## Start

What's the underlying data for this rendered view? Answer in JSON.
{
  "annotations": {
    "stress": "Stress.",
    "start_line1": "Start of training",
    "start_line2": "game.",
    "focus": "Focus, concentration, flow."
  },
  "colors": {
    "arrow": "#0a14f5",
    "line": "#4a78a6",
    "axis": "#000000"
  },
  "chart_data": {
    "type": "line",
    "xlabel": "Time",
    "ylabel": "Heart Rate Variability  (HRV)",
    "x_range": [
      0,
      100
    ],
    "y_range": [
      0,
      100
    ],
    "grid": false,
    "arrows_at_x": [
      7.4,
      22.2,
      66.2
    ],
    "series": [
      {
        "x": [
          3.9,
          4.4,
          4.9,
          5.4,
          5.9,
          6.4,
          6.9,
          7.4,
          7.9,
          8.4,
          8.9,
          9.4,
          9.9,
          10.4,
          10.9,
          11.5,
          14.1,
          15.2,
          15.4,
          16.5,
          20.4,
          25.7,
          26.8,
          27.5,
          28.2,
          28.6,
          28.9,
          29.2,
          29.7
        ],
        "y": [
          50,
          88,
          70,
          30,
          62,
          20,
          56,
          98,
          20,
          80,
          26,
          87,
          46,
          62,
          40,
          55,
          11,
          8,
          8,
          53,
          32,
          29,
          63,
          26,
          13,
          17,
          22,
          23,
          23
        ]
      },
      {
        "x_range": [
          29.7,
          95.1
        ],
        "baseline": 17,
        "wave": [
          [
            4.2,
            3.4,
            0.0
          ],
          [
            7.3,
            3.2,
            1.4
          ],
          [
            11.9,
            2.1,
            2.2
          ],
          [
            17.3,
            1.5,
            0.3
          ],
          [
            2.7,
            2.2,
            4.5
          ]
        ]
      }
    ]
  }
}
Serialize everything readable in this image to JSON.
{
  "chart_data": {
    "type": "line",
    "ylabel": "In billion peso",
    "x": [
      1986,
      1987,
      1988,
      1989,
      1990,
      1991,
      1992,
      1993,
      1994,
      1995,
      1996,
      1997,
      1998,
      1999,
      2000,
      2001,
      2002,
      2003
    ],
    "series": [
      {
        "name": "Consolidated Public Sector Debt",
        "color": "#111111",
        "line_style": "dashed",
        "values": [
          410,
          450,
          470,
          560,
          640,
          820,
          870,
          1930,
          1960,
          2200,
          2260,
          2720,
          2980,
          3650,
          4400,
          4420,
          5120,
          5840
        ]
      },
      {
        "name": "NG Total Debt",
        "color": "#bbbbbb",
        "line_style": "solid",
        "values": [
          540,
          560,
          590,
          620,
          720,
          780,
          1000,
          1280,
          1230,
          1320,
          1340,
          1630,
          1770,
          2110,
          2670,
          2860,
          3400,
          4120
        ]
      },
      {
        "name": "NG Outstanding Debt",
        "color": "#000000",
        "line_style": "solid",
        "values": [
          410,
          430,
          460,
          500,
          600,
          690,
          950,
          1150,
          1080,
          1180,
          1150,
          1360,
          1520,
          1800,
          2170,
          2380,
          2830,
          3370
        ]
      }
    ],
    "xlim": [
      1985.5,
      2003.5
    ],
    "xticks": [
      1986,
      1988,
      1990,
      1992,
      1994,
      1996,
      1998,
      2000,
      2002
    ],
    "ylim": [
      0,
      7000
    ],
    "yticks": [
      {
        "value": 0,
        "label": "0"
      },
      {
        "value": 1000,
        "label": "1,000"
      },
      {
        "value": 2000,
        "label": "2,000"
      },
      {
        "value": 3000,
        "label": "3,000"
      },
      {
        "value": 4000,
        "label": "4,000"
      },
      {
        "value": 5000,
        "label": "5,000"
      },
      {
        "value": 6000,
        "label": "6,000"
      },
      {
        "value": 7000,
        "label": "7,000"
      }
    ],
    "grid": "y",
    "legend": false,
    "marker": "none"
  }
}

## End
## Start

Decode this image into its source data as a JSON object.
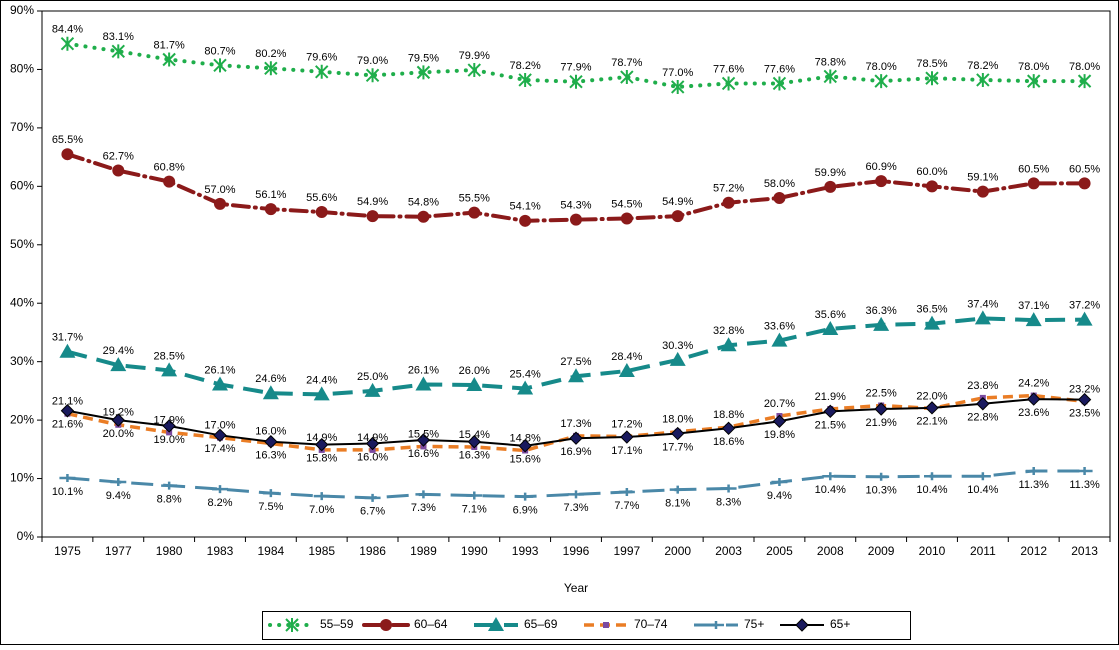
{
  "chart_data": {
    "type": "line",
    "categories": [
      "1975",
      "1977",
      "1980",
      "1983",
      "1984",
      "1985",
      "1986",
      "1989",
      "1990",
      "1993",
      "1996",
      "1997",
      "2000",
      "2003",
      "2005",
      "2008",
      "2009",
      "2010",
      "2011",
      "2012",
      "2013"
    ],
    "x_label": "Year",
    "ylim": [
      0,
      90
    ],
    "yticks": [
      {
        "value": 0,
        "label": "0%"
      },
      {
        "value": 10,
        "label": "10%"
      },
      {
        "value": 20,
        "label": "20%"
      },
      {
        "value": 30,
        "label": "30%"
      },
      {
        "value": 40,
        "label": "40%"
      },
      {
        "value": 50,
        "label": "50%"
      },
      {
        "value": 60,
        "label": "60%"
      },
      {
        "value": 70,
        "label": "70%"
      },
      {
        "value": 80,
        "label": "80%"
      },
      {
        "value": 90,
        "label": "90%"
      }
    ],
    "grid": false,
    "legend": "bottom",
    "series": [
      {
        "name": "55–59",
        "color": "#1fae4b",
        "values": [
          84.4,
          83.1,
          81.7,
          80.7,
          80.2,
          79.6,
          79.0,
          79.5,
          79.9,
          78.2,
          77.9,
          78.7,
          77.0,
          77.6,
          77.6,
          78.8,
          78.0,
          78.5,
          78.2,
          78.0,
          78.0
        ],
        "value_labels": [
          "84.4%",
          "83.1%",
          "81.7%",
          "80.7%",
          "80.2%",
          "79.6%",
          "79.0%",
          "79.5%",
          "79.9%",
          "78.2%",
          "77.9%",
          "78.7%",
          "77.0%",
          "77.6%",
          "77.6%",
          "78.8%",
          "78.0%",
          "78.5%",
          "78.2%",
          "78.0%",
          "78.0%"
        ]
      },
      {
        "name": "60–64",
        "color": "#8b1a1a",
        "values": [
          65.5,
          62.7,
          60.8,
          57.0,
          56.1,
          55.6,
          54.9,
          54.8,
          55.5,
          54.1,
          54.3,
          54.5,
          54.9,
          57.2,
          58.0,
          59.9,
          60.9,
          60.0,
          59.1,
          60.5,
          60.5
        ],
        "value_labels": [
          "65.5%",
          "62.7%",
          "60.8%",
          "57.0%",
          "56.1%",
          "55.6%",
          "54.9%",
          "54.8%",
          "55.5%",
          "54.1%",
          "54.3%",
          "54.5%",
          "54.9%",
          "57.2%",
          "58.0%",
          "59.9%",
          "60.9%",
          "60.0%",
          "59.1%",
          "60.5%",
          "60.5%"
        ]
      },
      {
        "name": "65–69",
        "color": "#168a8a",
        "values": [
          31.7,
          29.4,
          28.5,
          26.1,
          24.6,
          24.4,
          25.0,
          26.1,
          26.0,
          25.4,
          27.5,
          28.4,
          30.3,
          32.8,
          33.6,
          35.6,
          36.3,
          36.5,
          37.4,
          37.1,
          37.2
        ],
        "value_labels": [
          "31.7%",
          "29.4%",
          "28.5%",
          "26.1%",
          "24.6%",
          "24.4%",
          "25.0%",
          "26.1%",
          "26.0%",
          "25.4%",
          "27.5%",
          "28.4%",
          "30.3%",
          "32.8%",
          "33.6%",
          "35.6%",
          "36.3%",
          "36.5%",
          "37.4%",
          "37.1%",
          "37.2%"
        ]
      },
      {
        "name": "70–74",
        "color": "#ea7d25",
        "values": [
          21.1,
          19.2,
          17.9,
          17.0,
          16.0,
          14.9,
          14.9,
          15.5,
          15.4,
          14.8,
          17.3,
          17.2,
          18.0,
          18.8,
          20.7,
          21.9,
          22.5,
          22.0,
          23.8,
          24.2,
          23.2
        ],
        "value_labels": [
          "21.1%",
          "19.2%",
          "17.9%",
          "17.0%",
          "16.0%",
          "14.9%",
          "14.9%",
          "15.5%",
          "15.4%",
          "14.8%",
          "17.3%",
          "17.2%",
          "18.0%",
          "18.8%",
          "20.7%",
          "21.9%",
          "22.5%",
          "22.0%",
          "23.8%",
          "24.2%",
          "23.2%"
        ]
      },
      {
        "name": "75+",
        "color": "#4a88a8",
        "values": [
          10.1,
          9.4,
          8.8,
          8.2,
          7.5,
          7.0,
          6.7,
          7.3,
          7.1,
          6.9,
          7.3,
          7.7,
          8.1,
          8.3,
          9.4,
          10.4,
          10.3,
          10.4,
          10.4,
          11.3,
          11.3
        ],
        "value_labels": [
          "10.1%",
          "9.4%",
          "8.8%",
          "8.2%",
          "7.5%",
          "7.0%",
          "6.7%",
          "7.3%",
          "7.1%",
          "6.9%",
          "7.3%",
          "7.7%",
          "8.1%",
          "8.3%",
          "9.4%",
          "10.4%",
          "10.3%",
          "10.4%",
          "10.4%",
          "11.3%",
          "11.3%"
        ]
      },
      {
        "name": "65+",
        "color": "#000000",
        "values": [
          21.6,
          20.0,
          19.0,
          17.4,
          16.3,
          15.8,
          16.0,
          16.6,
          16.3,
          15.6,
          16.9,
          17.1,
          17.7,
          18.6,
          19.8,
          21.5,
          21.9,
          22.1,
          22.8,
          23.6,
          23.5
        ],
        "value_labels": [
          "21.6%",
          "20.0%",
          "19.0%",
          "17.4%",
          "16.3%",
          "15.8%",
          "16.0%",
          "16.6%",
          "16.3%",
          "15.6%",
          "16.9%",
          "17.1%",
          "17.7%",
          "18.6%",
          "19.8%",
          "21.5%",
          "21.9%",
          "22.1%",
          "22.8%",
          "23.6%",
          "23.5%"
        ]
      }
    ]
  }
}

## End

Find how many lines of the material carry the string "name". Only the number should be in the answer.

9